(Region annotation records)
BEGIN

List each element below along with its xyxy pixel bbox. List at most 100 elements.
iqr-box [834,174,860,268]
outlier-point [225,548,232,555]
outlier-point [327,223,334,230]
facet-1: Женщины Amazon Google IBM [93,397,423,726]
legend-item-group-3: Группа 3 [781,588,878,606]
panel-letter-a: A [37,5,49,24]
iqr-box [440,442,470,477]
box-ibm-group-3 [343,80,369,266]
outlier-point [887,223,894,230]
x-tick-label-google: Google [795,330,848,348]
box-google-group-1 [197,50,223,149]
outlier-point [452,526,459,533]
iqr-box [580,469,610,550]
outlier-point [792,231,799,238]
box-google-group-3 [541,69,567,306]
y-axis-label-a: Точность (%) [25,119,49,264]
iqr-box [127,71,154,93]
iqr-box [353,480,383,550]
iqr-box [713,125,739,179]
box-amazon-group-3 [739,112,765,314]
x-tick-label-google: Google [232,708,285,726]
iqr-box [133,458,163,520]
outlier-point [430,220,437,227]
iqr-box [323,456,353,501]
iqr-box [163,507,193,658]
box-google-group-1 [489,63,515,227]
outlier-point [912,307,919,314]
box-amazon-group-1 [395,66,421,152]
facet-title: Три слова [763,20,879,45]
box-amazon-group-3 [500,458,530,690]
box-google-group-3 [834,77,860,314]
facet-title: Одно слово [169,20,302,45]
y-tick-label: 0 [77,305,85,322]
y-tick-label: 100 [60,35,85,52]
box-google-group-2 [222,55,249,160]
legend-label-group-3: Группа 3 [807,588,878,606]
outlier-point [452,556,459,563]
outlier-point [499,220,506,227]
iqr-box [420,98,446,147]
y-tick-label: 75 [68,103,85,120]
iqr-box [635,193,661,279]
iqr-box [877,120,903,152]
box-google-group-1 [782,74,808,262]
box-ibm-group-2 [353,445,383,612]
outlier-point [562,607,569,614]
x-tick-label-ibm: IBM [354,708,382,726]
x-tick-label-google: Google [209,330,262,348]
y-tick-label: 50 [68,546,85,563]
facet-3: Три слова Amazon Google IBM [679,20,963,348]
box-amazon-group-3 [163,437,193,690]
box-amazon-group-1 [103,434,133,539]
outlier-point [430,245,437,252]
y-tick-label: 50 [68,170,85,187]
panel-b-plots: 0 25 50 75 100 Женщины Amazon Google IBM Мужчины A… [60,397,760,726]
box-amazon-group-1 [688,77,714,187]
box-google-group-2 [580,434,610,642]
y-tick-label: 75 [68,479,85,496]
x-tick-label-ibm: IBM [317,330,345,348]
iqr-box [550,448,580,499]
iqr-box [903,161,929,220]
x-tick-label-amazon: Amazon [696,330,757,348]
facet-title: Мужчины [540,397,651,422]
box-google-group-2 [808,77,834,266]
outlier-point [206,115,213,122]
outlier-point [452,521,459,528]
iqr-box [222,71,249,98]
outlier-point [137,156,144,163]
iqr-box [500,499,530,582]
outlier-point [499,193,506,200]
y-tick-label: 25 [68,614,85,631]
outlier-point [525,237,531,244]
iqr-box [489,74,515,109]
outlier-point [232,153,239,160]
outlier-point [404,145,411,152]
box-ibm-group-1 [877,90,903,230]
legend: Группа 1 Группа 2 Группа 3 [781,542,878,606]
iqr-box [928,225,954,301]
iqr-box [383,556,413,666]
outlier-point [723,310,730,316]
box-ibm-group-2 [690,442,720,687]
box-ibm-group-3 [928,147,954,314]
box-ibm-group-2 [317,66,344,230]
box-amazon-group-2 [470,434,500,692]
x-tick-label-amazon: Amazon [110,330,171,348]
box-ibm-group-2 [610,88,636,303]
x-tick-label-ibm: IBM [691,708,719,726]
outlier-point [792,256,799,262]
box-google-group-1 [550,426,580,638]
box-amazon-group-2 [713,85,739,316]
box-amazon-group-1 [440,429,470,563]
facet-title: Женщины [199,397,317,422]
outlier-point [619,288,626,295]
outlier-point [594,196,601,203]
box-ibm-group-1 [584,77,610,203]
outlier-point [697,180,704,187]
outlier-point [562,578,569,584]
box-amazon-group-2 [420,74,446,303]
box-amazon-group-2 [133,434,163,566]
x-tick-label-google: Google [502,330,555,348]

END

Set problem
Reproduce the records above verbatim, line by line and in the same order.

Solved exercise
List each element below along with its xyxy pixel bbox. List at most 100 elements.
iqr-box [834,174,860,268]
outlier-point [225,548,232,555]
outlier-point [327,223,334,230]
facet-1: Женщины Amazon Google IBM [93,397,423,726]
legend-item-group-3: Группа 3 [781,588,878,606]
panel-letter-a: A [37,5,49,24]
iqr-box [440,442,470,477]
box-ibm-group-3 [343,80,369,266]
outlier-point [887,223,894,230]
x-tick-label-google: Google [795,330,848,348]
box-google-group-1 [197,50,223,149]
outlier-point [452,526,459,533]
iqr-box [580,469,610,550]
outlier-point [792,231,799,238]
box-google-group-3 [541,69,567,306]
y-axis-label-a: Точность (%) [25,119,49,264]
iqr-box [127,71,154,93]
iqr-box [353,480,383,550]
iqr-box [713,125,739,179]
box-amazon-group-3 [739,112,765,314]
x-tick-label-google: Google [232,708,285,726]
iqr-box [133,458,163,520]
outlier-point [430,220,437,227]
iqr-box [323,456,353,501]
iqr-box [163,507,193,658]
box-google-group-1 [489,63,515,227]
outlier-point [912,307,919,314]
box-amazon-group-1 [395,66,421,152]
facet-title: Три слова [763,20,879,45]
box-amazon-group-3 [500,458,530,690]
box-google-group-3 [834,77,860,314]
facet-title: Одно слово [169,20,302,45]
y-tick-label: 0 [77,305,85,322]
y-tick-label: 100 [60,35,85,52]
box-google-group-2 [222,55,249,160]
legend-label-group-3: Группа 3 [807,588,878,606]
outlier-point [452,556,459,563]
outlier-point [499,220,506,227]
iqr-box [420,98,446,147]
y-tick-label: 75 [68,103,85,120]
iqr-box [635,193,661,279]
iqr-box [877,120,903,152]
box-google-group-1 [782,74,808,262]
box-ibm-group-2 [353,445,383,612]
outlier-point [562,607,569,614]
x-tick-label-ibm: IBM [354,708,382,726]
x-tick-label-google: Google [209,330,262,348]
y-tick-label: 50 [68,546,85,563]
facet-3: Три слова Amazon Google IBM [679,20,963,348]
box-amazon-group-3 [163,437,193,690]
box-amazon-group-1 [103,434,133,539]
outlier-point [430,245,437,252]
y-tick-label: 50 [68,170,85,187]
panel-b-plots: 0 25 50 75 100 Женщины Amazon Google IBM Мужчины A… [60,397,760,726]
box-amazon-group-1 [688,77,714,187]
box-google-group-2 [580,434,610,642]
y-tick-label: 75 [68,479,85,496]
x-tick-label-ibm: IBM [317,330,345,348]
iqr-box [550,448,580,499]
iqr-box [903,161,929,220]
x-tick-label-amazon: Amazon [696,330,757,348]
facet-title: Мужчины [540,397,651,422]
box-google-group-2 [808,77,834,266]
outlier-point [206,115,213,122]
outlier-point [452,521,459,528]
iqr-box [222,71,249,98]
outlier-point [137,156,144,163]
iqr-box [500,499,530,582]
outlier-point [499,193,506,200]
y-tick-label: 25 [68,614,85,631]
outlier-point [525,237,531,244]
iqr-box [489,74,515,109]
outlier-point [232,153,239,160]
outlier-point [404,145,411,152]
box-ibm-group-1 [877,90,903,230]
legend: Группа 1 Группа 2 Группа 3 [781,542,878,606]
iqr-box [928,225,954,301]
iqr-box [383,556,413,666]
outlier-point [723,310,730,316]
box-ibm-group-2 [690,442,720,687]
box-ibm-group-3 [928,147,954,314]
box-ibm-group-2 [317,66,344,230]
box-amazon-group-2 [470,434,500,692]
x-tick-label-amazon: Amazon [110,330,171,348]
box-ibm-group-2 [610,88,636,303]
x-tick-label-ibm: IBM [691,708,719,726]
outlier-point [792,256,799,262]
box-google-group-1 [550,426,580,638]
box-amazon-group-2 [713,85,739,316]
box-amazon-group-1 [440,429,470,563]
facet-title: Женщины [199,397,317,422]
outlier-point [619,288,626,295]
outlier-point [594,196,601,203]
box-ibm-group-1 [584,77,610,203]
outlier-point [697,180,704,187]
outlier-point [562,578,569,584]
box-amazon-group-2 [420,74,446,303]
box-amazon-group-2 [133,434,163,566]
x-tick-label-google: Google [502,330,555,348]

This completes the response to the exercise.